* _TASK DETAILS_:
Return all lines from the listing below in which the string "this" occurs.

Data entries
** start **

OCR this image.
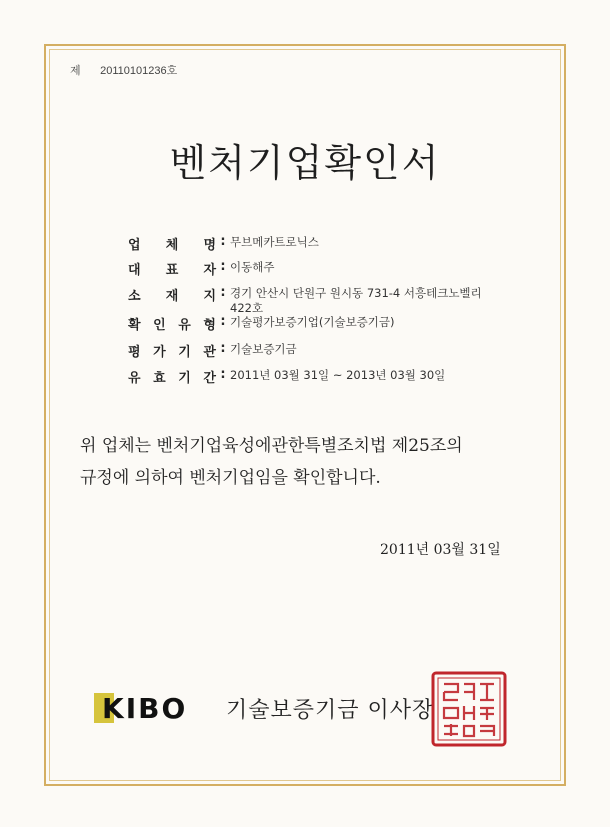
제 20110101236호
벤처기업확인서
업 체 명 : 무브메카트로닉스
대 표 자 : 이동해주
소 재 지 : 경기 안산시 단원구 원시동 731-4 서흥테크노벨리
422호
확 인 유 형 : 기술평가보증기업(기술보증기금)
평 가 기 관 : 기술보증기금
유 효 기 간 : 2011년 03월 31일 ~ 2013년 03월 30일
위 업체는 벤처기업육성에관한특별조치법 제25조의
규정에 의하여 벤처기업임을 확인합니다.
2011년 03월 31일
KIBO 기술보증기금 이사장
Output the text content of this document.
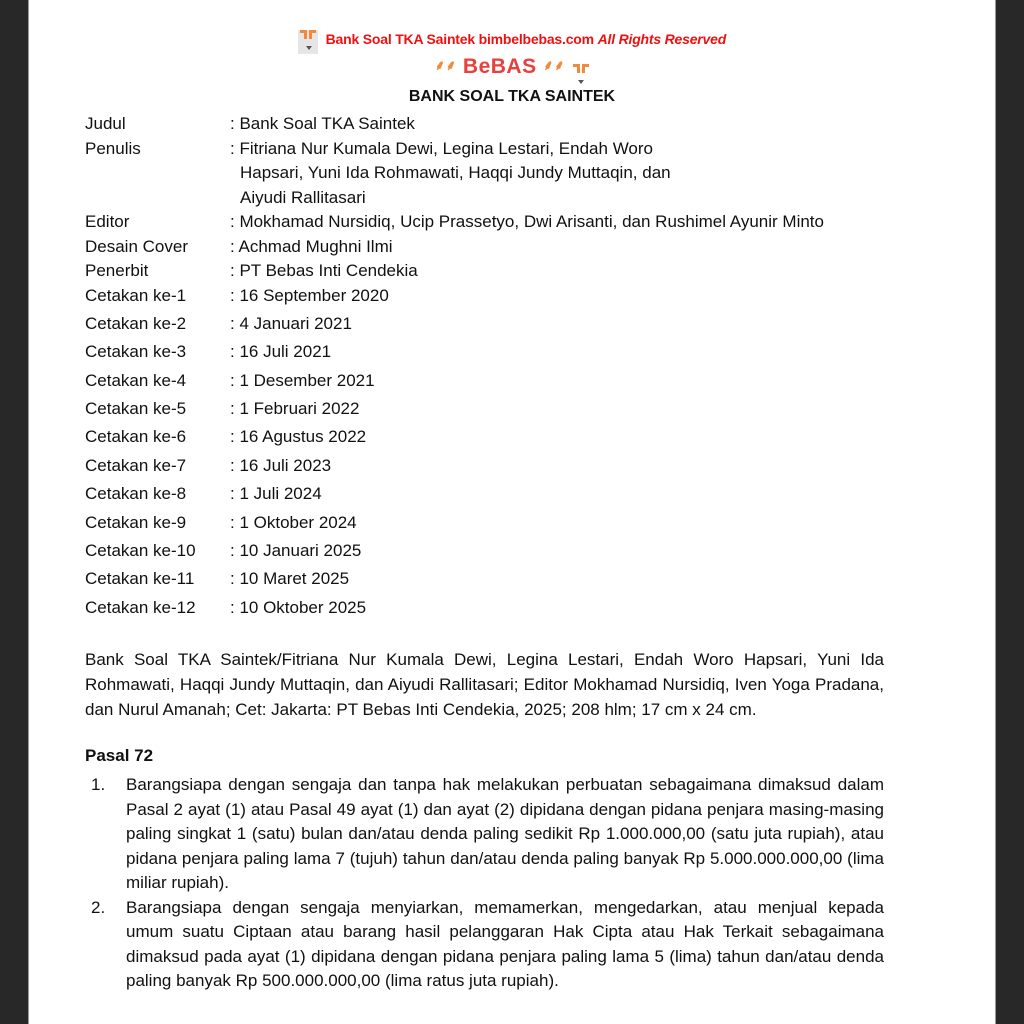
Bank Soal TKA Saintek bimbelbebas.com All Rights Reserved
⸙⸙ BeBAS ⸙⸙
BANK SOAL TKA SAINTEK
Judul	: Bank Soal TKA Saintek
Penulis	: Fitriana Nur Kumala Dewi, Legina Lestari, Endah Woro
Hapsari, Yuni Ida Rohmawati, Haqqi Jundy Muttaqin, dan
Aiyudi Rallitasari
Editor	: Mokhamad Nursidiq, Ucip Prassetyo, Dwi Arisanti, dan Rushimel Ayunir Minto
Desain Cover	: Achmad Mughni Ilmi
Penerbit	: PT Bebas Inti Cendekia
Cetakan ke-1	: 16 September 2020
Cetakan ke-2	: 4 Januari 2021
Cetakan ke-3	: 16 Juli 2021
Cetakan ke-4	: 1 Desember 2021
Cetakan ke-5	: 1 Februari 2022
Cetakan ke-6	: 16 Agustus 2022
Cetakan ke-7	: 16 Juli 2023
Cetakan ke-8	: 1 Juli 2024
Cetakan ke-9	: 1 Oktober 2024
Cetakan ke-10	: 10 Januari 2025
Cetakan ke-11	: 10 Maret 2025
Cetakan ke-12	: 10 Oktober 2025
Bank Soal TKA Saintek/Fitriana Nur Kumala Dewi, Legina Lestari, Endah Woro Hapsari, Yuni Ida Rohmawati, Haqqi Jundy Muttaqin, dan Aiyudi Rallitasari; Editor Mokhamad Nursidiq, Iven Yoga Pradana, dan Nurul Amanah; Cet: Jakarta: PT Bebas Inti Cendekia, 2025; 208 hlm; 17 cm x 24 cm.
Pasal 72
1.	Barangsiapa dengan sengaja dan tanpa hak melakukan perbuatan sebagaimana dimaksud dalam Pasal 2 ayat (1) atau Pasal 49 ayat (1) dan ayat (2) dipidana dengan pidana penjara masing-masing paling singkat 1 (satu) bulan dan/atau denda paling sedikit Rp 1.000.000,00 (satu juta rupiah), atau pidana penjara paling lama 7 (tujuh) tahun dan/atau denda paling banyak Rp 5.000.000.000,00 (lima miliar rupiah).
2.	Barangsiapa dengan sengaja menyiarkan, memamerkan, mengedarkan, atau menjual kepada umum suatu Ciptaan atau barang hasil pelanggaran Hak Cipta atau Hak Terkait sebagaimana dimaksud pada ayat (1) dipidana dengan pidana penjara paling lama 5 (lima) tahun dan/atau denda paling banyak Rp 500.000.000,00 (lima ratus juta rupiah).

** end **

* _WRITTEN SOLUTION_:
OCR this image.
Output the text content of this document.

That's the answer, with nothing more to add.